What to produce: Consider the data that follows and state how many lines contain the string "不能只盯着眼前的功利", using the number alone.

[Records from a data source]

— begin —

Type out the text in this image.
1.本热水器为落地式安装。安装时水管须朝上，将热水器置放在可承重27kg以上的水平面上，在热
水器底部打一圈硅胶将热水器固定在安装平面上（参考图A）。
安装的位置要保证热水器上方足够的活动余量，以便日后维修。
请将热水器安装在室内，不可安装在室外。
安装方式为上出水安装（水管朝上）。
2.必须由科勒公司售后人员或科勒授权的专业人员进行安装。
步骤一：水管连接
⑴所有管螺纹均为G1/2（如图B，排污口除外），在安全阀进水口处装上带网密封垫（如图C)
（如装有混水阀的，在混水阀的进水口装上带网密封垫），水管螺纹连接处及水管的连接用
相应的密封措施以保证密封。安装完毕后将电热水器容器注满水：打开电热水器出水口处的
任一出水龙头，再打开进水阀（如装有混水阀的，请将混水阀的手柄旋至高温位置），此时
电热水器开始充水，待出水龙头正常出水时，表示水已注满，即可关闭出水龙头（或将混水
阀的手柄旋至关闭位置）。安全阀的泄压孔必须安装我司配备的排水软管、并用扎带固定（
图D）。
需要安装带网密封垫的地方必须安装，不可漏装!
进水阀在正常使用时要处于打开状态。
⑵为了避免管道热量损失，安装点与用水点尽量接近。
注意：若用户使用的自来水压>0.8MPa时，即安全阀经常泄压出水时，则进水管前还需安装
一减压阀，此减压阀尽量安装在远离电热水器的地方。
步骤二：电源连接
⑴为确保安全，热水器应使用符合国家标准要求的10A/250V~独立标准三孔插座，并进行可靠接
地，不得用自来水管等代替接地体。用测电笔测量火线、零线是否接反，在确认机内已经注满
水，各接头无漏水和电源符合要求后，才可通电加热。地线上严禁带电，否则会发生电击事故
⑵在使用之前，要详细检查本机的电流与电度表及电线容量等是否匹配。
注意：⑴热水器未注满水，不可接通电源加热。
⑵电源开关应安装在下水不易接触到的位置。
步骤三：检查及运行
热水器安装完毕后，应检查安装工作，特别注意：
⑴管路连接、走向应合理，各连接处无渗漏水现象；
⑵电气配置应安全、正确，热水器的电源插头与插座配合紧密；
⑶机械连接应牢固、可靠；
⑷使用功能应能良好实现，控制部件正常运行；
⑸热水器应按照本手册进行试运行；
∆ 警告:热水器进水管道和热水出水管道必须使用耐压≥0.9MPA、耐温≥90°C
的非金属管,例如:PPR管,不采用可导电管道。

— end —
— begin —

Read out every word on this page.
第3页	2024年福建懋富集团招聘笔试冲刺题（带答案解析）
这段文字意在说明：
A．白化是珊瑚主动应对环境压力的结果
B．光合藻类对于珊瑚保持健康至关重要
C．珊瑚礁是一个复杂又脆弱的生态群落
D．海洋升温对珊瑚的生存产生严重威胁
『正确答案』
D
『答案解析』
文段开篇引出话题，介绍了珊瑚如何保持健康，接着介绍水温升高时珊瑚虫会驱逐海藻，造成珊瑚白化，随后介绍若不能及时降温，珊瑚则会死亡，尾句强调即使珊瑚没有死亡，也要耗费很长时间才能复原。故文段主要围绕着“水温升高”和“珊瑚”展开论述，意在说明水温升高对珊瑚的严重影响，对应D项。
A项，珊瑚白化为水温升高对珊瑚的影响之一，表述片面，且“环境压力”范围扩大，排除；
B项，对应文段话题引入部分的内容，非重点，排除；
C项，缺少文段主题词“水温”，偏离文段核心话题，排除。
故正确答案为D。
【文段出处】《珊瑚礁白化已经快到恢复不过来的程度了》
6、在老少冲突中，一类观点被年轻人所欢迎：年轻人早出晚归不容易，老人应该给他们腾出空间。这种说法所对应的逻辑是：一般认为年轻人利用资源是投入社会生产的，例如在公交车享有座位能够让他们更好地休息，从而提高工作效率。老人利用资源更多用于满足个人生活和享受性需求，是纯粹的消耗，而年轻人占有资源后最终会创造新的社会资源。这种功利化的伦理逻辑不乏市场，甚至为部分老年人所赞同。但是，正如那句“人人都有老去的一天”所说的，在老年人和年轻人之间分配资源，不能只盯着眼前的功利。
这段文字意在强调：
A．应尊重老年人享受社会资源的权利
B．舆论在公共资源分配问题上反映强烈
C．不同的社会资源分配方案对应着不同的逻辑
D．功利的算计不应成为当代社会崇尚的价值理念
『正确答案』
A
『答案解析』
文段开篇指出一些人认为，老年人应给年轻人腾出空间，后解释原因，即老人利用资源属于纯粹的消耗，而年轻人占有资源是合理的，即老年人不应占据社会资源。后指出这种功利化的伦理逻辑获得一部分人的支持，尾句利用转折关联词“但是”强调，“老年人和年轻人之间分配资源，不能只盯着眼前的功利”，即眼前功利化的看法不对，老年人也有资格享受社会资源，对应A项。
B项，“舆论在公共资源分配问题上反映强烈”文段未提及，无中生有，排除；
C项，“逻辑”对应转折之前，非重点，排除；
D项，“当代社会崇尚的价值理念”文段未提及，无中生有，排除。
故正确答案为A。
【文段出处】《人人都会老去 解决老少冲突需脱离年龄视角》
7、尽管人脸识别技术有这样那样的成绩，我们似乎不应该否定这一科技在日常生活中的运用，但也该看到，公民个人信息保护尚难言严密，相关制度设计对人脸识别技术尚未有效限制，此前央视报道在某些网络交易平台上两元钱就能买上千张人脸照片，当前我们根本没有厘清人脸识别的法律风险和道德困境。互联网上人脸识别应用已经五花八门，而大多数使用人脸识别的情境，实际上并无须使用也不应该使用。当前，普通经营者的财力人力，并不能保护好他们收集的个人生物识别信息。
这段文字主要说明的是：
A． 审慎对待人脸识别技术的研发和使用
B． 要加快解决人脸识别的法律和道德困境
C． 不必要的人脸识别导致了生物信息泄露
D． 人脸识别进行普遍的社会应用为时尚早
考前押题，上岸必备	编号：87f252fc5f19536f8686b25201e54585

— end —

Task output: 2